___ Text under study

More Physicians No Longer Seeing Medicare Patients
The federal health program that serves seniors and individuals with disabilities is losing doctors who’ll see its patients.
- The Centers for Medicare and Medicaid Services says the number of doctors who’ll take Medicare patients is falling.
- A combination of constant battles over reimbursement rates, red tape and payment below what services actually cost has simmered for a long time.
- Medicare now faces the same tell-tale signs of trouble as Medicaid, the low-income health program. One-third of primary care doctors won’t take new patients on Medicaid.
- While the number of Medicare decliners remains relatively small, the trend is growing. If it continues, that could make it more difficult for seniors to get timely treatment.
More doctors are reducing their dependence on Medicare. They’ve done this in several ways. At the same time, the Medicare population is growing because of the retirement of baby boomers now and over the next couple of decades.

______
___ Extracted data

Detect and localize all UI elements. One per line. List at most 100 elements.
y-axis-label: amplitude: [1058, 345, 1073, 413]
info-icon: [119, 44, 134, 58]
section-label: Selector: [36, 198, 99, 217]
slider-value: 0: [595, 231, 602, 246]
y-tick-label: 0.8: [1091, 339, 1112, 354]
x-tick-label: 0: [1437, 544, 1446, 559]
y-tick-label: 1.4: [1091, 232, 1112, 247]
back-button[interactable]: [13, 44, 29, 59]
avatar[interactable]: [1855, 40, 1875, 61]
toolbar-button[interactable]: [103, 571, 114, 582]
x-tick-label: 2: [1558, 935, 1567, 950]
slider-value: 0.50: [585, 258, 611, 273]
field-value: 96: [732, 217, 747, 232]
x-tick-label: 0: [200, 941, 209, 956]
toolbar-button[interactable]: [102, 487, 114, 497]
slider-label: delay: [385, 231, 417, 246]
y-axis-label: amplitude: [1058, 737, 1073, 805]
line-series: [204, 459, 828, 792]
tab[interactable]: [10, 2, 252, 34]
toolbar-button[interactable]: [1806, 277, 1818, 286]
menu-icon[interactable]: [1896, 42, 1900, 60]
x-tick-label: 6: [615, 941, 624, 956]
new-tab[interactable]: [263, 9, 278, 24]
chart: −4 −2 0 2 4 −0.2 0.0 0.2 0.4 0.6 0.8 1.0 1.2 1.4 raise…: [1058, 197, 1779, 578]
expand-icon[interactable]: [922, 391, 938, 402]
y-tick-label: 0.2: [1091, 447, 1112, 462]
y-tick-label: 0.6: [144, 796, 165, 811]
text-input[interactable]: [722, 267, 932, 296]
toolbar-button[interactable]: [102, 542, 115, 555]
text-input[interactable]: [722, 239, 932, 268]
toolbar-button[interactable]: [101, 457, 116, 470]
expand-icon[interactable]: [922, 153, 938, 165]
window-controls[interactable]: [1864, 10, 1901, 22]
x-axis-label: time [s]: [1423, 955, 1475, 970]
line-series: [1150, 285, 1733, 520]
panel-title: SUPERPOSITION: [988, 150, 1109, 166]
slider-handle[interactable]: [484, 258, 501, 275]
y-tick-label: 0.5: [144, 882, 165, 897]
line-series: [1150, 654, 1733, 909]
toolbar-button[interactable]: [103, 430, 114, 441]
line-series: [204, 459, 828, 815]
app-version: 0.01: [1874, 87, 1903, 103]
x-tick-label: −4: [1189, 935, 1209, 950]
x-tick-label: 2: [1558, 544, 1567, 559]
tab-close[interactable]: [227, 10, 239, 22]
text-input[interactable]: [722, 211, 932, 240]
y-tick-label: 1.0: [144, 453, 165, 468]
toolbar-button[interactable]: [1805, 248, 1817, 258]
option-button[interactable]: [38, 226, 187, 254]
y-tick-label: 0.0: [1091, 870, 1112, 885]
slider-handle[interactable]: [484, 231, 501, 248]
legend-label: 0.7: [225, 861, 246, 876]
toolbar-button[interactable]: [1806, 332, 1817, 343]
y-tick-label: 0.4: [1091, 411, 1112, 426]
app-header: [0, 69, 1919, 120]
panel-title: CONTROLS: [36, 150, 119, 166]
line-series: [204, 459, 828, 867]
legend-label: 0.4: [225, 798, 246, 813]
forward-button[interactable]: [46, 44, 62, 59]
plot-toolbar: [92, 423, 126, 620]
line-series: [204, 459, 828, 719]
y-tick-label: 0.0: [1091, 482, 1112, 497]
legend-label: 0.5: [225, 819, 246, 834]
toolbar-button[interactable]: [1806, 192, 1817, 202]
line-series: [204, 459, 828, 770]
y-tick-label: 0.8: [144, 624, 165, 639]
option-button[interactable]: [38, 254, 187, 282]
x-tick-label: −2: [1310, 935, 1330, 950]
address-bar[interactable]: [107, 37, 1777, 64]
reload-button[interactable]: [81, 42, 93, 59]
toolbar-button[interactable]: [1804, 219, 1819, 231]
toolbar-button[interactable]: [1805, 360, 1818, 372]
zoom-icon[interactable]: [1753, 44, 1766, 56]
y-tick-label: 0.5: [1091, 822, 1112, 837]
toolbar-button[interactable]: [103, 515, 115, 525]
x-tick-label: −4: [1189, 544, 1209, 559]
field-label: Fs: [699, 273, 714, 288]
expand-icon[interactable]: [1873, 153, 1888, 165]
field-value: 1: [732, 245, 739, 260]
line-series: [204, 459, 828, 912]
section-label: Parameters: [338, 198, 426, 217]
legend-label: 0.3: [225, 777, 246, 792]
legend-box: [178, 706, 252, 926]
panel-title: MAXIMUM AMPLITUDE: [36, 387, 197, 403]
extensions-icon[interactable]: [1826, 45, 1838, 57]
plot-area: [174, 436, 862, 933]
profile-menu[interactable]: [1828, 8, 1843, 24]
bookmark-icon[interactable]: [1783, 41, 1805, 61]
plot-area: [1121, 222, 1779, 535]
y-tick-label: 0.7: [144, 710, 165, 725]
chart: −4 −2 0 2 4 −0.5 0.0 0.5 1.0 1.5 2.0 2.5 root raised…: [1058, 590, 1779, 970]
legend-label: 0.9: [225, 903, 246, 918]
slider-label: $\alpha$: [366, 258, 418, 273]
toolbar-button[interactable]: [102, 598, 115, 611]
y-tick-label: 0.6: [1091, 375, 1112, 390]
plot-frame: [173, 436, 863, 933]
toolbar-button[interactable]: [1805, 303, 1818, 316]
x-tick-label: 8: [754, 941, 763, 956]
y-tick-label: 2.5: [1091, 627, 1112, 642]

______

**Explore the material**
[A] Answer these questions from the article on physicians and Medicare:
(i) Which agency reports that the number of doctors taking Medicare patients is falling?
(ii) What share of primary care doctors won't take new Medicaid patients?
(iii) Why is the Medicare population growing?
[B] Carry on the article about physicians no longer seeing Medicare patients, starting after its final sentence.

**Outputs in order**
[A]
(i) The Centers for Medicare and Medicaid Services.
(ii) One-third.
(iii) Baby boomers are retiring now and will keep retiring over the next couple of decades.

[B]
The number of doctors not accepting Medicare has more than doubled since 2009. Some 9,539 doctors dropped out of Medicare practice in 2012. That’s risen dramatically from 3,700 in 2009.
- Now, 81 percent of family doctors will take on seniors on Medicare, a survey by the American Academy of Family Physicians found. That figure was 83 percent in 2010.
- Some 2.9 percent of family doctors have dropped out of Medicare altogether. In 2010, 2.8 percent reported taking this dramatic step.
- More doctors are practicing on a “concierge” or cash basis. Four percent of family practitioners now work on that model. That’s higher than the 3 percent in 2010.
While 685,000 doctors take Medicare patients, their frustration factor has grown.
- Perennial struggles to stop automatic cuts in Medicare provider payments have grown old. The so-called “sustainable growth rate” always gets averted at the last minute, with its looming 25 percent cuts.
- In some locations around the country, seniors increasingly run into problems finding doctors who’ll take Medicare. That could spell delays in needed treatment.
- Medicare pays for services at rates significantly below their costs. Medicaid has long paid less than Medicare, making it even less attractive. If doctors accept patients in these programs, there’s no negotiation over rates. The government dictates prices on a take-it-or-leave-it basis.
- Some private-pay doctors find that eliminating the layers of paperwork allows them to charge reasonable rates for their services. Many cite this model as promoting price transparency and more apt to curb healthcare costs.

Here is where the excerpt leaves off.